### RECORDS SUPPLIED

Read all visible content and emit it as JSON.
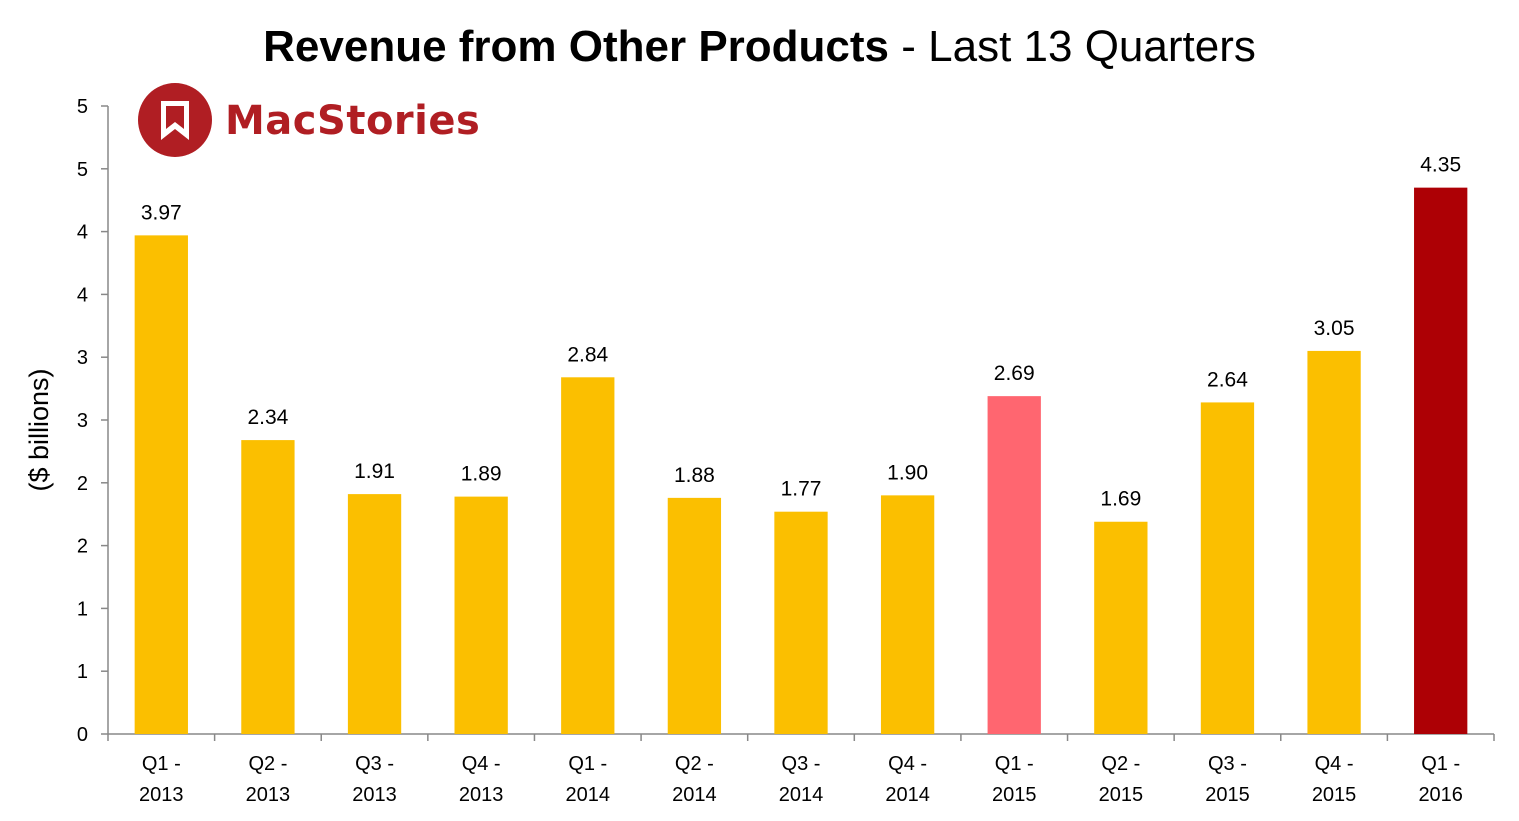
{
  "title": {
    "bold": "Revenue from Other Products",
    "rest": " - Last 13 Quarters"
  },
  "logo": {
    "text": "MacStories",
    "icon": "bookmark-icon",
    "color": "#b01e23"
  },
  "chart_data": {
    "type": "bar",
    "title": "Revenue from Other Products - Last 13 Quarters",
    "xlabel": "",
    "ylabel": "($ billions)",
    "ylim": [
      0,
      5
    ],
    "yticks": [
      0,
      0.5,
      1,
      1.5,
      2,
      2.5,
      3,
      3.5,
      4,
      4.5,
      5
    ],
    "ytick_labels": [
      "0",
      "1",
      "1",
      "2",
      "2",
      "3",
      "3",
      "4",
      "4",
      "5",
      "5"
    ],
    "categories": [
      [
        "Q1 -",
        "2013"
      ],
      [
        "Q2 -",
        "2013"
      ],
      [
        "Q3 -",
        "2013"
      ],
      [
        "Q4 -",
        "2013"
      ],
      [
        "Q1 -",
        "2014"
      ],
      [
        "Q2 -",
        "2014"
      ],
      [
        "Q3 -",
        "2014"
      ],
      [
        "Q4 -",
        "2014"
      ],
      [
        "Q1 -",
        "2015"
      ],
      [
        "Q2 -",
        "2015"
      ],
      [
        "Q3 -",
        "2015"
      ],
      [
        "Q4 -",
        "2015"
      ],
      [
        "Q1 -",
        "2016"
      ]
    ],
    "values": [
      3.97,
      2.34,
      1.91,
      1.89,
      2.84,
      1.88,
      1.77,
      1.9,
      2.69,
      1.69,
      2.64,
      3.05,
      4.35
    ],
    "data_labels": [
      "3.97",
      "2.34",
      "1.91",
      "1.89",
      "2.84",
      "1.88",
      "1.77",
      "1.90",
      "2.69",
      "1.69",
      "2.64",
      "3.05",
      "4.35"
    ],
    "colors": [
      "#fbbf00",
      "#fbbf00",
      "#fbbf00",
      "#fbbf00",
      "#fbbf00",
      "#fbbf00",
      "#fbbf00",
      "#fbbf00",
      "#ff6670",
      "#fbbf00",
      "#fbbf00",
      "#fbbf00",
      "#ad0005"
    ],
    "grid": false,
    "legend": "none"
  }
}
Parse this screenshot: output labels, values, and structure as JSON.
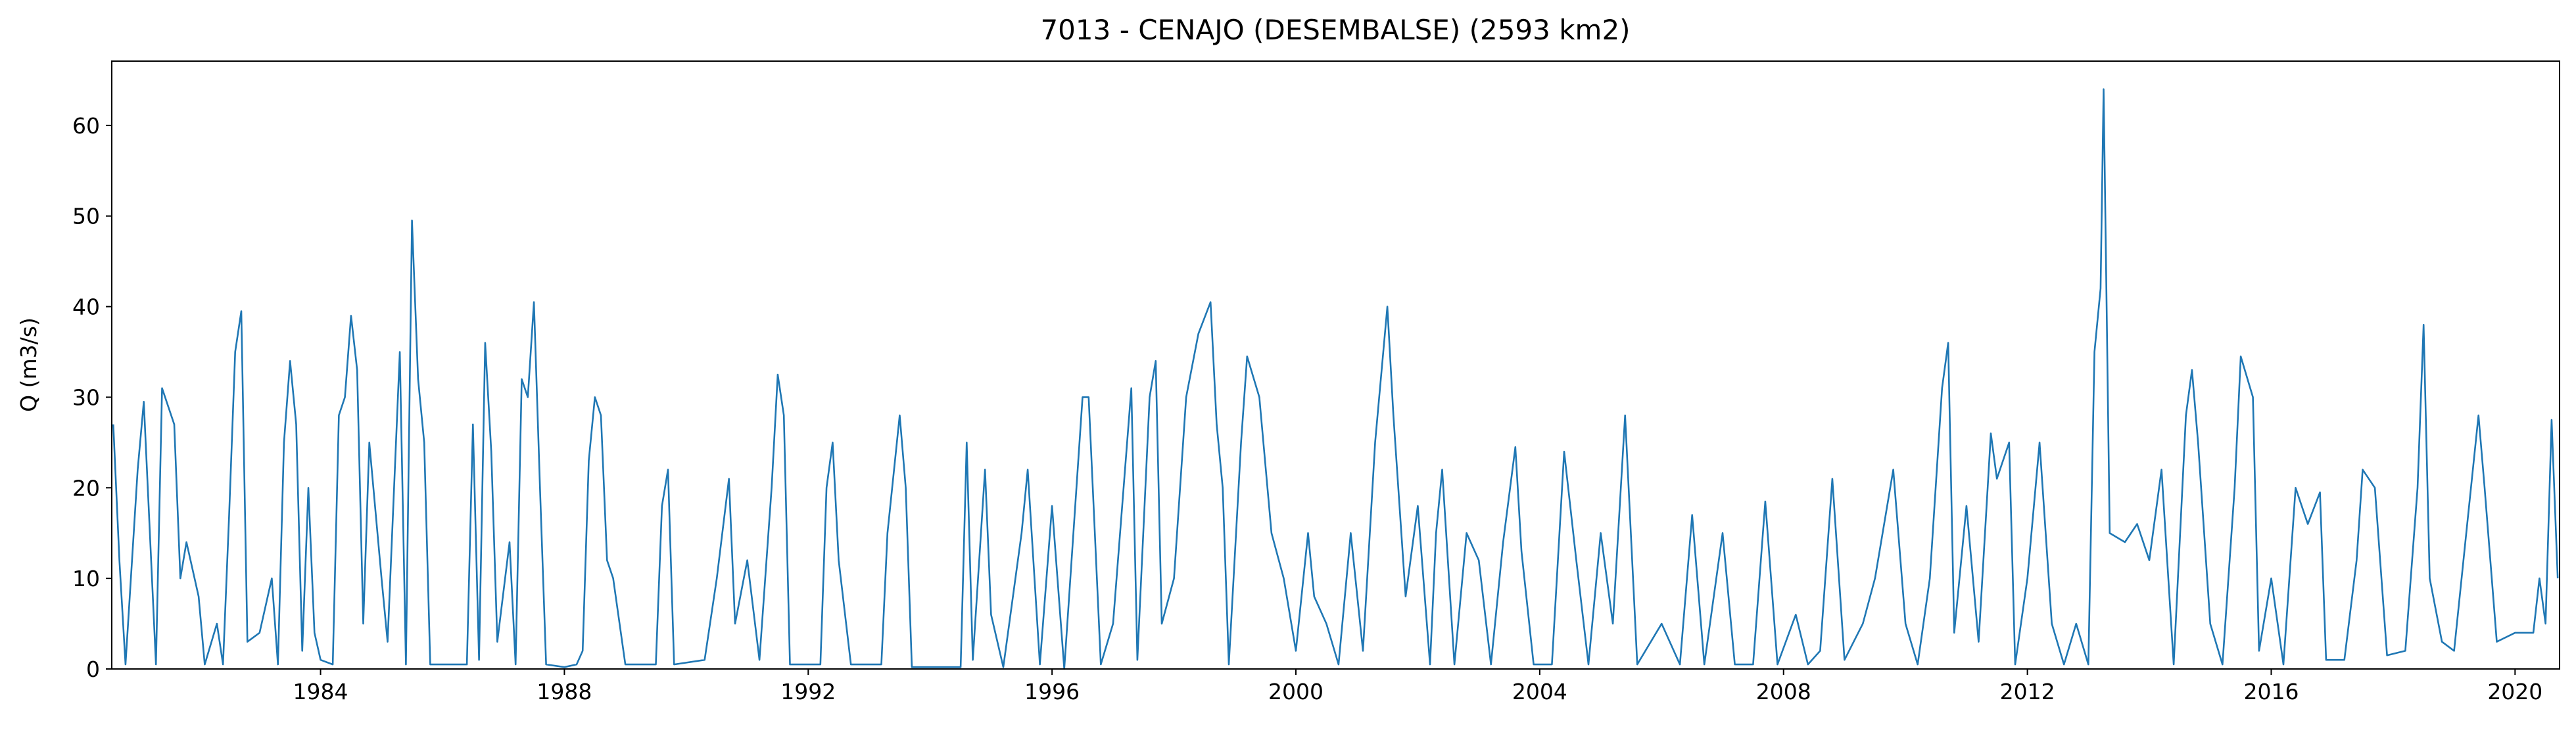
{
  "chart_data": {
    "type": "line",
    "title": "7013 - CENAJO (DESEMBALSE) (2593 km2)",
    "ylabel": "Q (m3/s)",
    "color": "#1f77b4",
    "x": [
      1980.6,
      1980.7,
      1980.8,
      1981.0,
      1981.1,
      1981.3,
      1981.4,
      1981.6,
      1981.7,
      1981.8,
      1982.0,
      1982.1,
      1982.3,
      1982.4,
      1982.5,
      1982.6,
      1982.7,
      1982.8,
      1983.0,
      1983.2,
      1983.3,
      1983.4,
      1983.5,
      1983.6,
      1983.7,
      1983.8,
      1983.9,
      1984.0,
      1984.2,
      1984.3,
      1984.4,
      1984.5,
      1984.6,
      1984.7,
      1984.8,
      1985.0,
      1985.1,
      1985.3,
      1985.4,
      1985.5,
      1985.6,
      1985.7,
      1985.8,
      1986.0,
      1986.4,
      1986.5,
      1986.6,
      1986.7,
      1986.8,
      1986.9,
      1987.1,
      1987.2,
      1987.3,
      1987.4,
      1987.5,
      1987.6,
      1987.7,
      1988.0,
      1988.2,
      1988.3,
      1988.4,
      1988.5,
      1988.6,
      1988.7,
      1988.8,
      1989.0,
      1989.5,
      1989.6,
      1989.7,
      1989.8,
      1990.3,
      1990.5,
      1990.7,
      1990.8,
      1991.0,
      1991.2,
      1991.4,
      1991.5,
      1991.6,
      1991.7,
      1992.2,
      1992.3,
      1992.4,
      1992.5,
      1992.7,
      1993.2,
      1993.3,
      1993.5,
      1993.6,
      1993.7,
      1994.5,
      1994.6,
      1994.7,
      1994.9,
      1995.0,
      1995.2,
      1995.5,
      1995.6,
      1995.8,
      1996.0,
      1996.2,
      1996.5,
      1996.6,
      1996.8,
      1997.0,
      1997.3,
      1997.4,
      1997.6,
      1997.7,
      1997.8,
      1998.0,
      1998.2,
      1998.4,
      1998.6,
      1998.7,
      1998.8,
      1998.9,
      1999.1,
      1999.2,
      1999.4,
      1999.6,
      1999.8,
      2000.0,
      2000.2,
      2000.3,
      2000.5,
      2000.7,
      2000.9,
      2001.1,
      2001.3,
      2001.5,
      2001.6,
      2001.8,
      2002.0,
      2002.2,
      2002.3,
      2002.4,
      2002.6,
      2002.8,
      2003.0,
      2003.2,
      2003.4,
      2003.6,
      2003.7,
      2003.9,
      2004.2,
      2004.4,
      2004.6,
      2004.8,
      2005.0,
      2005.2,
      2005.4,
      2005.6,
      2006.0,
      2006.3,
      2006.5,
      2006.7,
      2007.0,
      2007.2,
      2007.5,
      2007.7,
      2007.9,
      2008.2,
      2008.4,
      2008.6,
      2008.8,
      2009.0,
      2009.3,
      2009.5,
      2009.8,
      2010.0,
      2010.2,
      2010.4,
      2010.6,
      2010.7,
      2010.8,
      2011.0,
      2011.2,
      2011.4,
      2011.5,
      2011.7,
      2011.8,
      2012.0,
      2012.2,
      2012.4,
      2012.6,
      2012.8,
      2013.0,
      2013.1,
      2013.2,
      2013.25,
      2013.3,
      2013.35,
      2013.6,
      2013.8,
      2014.0,
      2014.2,
      2014.4,
      2014.6,
      2014.7,
      2014.8,
      2015.0,
      2015.2,
      2015.4,
      2015.5,
      2015.7,
      2015.8,
      2016.0,
      2016.2,
      2016.4,
      2016.6,
      2016.8,
      2016.9,
      2017.2,
      2017.4,
      2017.5,
      2017.7,
      2017.9,
      2018.2,
      2018.4,
      2018.5,
      2018.6,
      2018.8,
      2019.0,
      2019.2,
      2019.4,
      2019.5,
      2019.7,
      2020.0,
      2020.3,
      2020.4,
      2020.5,
      2020.6,
      2020.7
    ],
    "values": [
      27,
      12,
      0.5,
      22,
      29.5,
      0.5,
      31,
      27,
      10,
      14,
      8,
      0.5,
      5,
      0.5,
      17,
      35,
      39.5,
      3,
      4,
      10,
      0.5,
      25,
      34,
      27,
      2,
      20,
      4,
      1,
      0.5,
      28,
      30,
      39,
      33,
      5,
      25,
      10,
      3,
      35,
      0.5,
      49.5,
      32,
      25,
      0.5,
      0.5,
      0.5,
      27,
      1,
      36,
      24,
      3,
      14,
      0.5,
      32,
      30,
      40.5,
      20,
      0.5,
      0.2,
      0.5,
      2,
      23,
      30,
      28,
      12,
      10,
      0.5,
      0.5,
      18,
      22,
      0.5,
      1,
      10,
      21,
      5,
      12,
      1,
      20,
      32.5,
      28,
      0.5,
      0.5,
      20,
      25,
      12,
      0.5,
      0.5,
      15,
      28,
      20,
      0.2,
      0.2,
      25,
      1,
      22,
      6,
      0.2,
      15,
      22,
      0.5,
      18,
      0,
      30,
      30,
      0.5,
      5,
      31,
      1,
      30,
      34,
      5,
      10,
      30,
      37,
      40.5,
      27,
      20,
      0.5,
      25,
      34.5,
      30,
      15,
      10,
      2,
      15,
      8,
      5,
      0.5,
      15,
      2,
      25,
      40,
      28,
      8,
      18,
      0.5,
      15,
      22,
      0.5,
      15,
      12,
      0.5,
      14,
      24.5,
      13,
      0.5,
      0.5,
      24,
      12,
      0.5,
      15,
      5,
      28,
      0.5,
      5,
      0.5,
      17,
      0.5,
      15,
      0.5,
      0.5,
      18.5,
      0.5,
      6,
      0.5,
      2,
      21,
      1,
      5,
      10,
      22,
      5,
      0.5,
      10,
      31,
      36,
      4,
      18,
      3,
      26,
      21,
      25,
      0.5,
      10,
      25,
      5,
      0.5,
      5,
      0.5,
      35,
      42,
      64,
      40,
      15,
      14,
      16,
      12,
      22,
      0.5,
      28,
      33,
      25,
      5,
      0.5,
      20,
      34.5,
      30,
      2,
      10,
      0.5,
      20,
      16,
      19.5,
      1,
      1,
      12,
      22,
      20,
      1.5,
      2,
      20,
      38,
      10,
      3,
      2,
      15,
      28,
      20,
      3,
      4,
      4,
      10,
      5,
      27.5,
      10
    ],
    "xlim": [
      1980.575,
      2020.73
    ],
    "xticks": [
      1984,
      1988,
      1992,
      1996,
      2000,
      2004,
      2008,
      2012,
      2016,
      2020
    ],
    "ylim": [
      0,
      67.1
    ],
    "yticks": [
      0,
      10,
      20,
      30,
      40,
      50,
      60
    ]
  }
}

######

--- TASK TO CARRY OUT ---
Track down all lines above with the string "JSON" and copy them.

--- EXERCISE SOLUTION ---
Read all visible content and emit it as JSON.
Parse this screenshot: output labels, values, and structure as JSON.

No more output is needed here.